- _Direction_
Tally the lines containing the word "image", and report the tally alone.

┌──

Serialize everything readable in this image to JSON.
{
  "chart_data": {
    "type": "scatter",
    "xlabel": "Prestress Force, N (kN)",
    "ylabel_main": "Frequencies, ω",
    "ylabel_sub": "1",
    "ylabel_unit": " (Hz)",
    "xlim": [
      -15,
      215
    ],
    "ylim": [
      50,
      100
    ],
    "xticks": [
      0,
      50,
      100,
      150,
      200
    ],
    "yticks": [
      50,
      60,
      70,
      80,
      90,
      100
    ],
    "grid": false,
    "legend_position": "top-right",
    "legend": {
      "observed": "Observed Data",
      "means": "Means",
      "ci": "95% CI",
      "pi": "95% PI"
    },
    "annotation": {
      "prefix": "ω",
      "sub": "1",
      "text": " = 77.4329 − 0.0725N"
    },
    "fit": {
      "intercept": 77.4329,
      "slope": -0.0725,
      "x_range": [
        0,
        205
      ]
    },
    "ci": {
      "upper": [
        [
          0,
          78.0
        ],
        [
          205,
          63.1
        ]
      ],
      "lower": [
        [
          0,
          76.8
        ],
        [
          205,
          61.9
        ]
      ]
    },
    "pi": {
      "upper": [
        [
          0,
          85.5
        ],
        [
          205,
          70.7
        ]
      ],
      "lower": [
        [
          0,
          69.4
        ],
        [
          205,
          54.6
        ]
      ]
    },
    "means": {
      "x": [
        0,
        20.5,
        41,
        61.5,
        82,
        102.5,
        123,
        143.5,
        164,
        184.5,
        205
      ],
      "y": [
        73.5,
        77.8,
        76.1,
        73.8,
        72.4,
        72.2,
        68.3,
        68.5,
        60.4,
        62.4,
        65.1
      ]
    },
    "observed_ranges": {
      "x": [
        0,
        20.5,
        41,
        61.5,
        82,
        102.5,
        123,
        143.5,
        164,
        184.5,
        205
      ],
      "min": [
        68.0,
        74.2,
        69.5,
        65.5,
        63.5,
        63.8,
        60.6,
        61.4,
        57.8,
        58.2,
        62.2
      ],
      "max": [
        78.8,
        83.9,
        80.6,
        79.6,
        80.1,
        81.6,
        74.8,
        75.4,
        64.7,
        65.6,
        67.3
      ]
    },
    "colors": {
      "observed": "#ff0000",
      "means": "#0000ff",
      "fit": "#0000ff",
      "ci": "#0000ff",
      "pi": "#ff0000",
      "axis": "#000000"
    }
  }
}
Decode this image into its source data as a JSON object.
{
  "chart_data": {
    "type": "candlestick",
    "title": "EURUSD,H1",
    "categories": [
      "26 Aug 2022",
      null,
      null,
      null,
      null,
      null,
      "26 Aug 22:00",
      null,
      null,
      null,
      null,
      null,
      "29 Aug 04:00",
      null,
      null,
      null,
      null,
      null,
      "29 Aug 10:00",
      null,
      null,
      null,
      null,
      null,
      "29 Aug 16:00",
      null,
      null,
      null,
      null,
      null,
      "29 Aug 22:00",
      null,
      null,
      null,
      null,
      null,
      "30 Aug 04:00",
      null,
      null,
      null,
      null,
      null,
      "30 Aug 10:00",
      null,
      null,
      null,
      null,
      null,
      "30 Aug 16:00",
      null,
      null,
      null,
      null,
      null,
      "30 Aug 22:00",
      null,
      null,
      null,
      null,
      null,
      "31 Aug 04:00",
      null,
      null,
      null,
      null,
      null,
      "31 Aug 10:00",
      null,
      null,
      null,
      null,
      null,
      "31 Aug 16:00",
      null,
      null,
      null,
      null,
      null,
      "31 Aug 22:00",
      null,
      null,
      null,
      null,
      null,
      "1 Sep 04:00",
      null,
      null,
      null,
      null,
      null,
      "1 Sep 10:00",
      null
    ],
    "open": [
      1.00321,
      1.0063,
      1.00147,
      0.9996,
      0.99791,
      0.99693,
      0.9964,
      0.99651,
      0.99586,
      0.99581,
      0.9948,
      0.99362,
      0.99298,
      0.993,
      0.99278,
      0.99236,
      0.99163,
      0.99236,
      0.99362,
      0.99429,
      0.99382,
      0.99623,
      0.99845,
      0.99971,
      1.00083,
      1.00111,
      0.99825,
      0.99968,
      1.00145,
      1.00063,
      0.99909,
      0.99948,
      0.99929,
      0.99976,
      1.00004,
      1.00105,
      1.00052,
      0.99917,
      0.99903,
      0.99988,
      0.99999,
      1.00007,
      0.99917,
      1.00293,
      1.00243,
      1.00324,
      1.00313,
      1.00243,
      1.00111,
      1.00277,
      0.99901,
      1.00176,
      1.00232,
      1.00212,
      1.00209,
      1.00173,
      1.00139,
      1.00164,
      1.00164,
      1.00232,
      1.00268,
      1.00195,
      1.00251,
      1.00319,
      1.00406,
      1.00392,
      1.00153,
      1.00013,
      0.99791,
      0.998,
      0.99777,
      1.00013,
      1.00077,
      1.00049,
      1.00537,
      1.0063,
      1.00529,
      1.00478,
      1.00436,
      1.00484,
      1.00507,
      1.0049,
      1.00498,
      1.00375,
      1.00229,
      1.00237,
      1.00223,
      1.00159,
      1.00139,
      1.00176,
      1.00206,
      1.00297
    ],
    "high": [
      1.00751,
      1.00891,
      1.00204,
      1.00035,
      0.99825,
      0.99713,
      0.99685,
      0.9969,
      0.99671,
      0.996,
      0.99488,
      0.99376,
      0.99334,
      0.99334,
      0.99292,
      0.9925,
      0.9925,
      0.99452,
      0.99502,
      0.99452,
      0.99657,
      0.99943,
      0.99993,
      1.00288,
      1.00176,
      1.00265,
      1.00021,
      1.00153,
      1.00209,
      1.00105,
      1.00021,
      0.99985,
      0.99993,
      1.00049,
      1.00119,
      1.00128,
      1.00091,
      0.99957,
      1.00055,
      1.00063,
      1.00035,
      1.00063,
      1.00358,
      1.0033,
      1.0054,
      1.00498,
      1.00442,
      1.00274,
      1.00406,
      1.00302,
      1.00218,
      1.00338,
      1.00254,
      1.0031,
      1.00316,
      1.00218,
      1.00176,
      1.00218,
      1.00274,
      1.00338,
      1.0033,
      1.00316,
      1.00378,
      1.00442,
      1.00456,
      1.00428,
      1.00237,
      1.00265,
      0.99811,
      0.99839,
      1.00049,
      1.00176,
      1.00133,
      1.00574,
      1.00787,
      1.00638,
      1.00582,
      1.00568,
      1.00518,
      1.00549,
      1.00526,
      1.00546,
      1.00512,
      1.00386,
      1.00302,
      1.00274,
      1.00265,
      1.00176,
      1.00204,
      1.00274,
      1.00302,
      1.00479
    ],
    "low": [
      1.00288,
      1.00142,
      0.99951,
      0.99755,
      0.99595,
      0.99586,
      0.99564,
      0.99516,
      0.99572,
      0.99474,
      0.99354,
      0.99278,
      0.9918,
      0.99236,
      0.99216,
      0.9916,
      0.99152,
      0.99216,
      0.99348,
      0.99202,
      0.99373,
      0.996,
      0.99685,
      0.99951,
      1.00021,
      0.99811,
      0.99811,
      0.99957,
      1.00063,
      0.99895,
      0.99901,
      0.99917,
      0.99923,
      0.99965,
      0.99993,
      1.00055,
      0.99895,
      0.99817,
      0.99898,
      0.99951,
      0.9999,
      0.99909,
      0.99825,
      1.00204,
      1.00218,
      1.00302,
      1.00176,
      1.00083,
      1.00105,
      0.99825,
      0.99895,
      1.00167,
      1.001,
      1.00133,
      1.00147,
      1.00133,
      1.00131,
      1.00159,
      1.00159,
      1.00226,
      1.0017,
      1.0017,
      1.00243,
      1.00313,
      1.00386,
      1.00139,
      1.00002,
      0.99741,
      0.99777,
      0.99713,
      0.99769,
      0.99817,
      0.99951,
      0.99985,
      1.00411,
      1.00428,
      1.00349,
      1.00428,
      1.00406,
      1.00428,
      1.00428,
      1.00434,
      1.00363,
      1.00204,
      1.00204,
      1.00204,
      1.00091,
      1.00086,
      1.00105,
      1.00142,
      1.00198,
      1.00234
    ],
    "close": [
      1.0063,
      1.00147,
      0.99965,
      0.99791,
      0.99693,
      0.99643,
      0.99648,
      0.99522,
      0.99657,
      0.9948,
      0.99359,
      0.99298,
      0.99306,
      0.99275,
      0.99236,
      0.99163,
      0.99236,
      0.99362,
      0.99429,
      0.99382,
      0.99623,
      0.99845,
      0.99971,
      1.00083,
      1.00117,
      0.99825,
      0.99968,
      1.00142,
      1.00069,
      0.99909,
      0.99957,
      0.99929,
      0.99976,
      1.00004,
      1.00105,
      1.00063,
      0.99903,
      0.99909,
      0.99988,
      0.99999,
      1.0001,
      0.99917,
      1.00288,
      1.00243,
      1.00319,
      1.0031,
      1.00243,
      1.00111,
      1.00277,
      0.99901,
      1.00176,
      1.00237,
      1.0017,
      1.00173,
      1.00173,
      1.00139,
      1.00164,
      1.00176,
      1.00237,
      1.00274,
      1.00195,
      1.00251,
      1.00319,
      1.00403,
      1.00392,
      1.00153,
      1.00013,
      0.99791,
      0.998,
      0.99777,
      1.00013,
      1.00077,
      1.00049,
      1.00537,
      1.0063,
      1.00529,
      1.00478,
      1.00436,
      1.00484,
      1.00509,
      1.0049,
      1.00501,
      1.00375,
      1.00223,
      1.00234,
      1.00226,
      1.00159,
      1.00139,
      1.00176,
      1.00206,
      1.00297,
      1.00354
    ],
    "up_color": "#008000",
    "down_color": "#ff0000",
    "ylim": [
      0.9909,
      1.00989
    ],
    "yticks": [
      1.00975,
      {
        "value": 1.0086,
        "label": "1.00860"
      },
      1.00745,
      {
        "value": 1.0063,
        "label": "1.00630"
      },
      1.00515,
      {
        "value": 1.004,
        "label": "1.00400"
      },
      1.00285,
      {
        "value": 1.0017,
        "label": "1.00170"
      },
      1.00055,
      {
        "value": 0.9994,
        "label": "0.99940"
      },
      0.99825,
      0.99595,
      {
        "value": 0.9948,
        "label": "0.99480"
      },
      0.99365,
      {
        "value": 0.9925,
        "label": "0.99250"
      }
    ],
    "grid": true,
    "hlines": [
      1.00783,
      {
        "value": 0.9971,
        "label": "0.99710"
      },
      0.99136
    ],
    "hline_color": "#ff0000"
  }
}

└──

- _The result_
2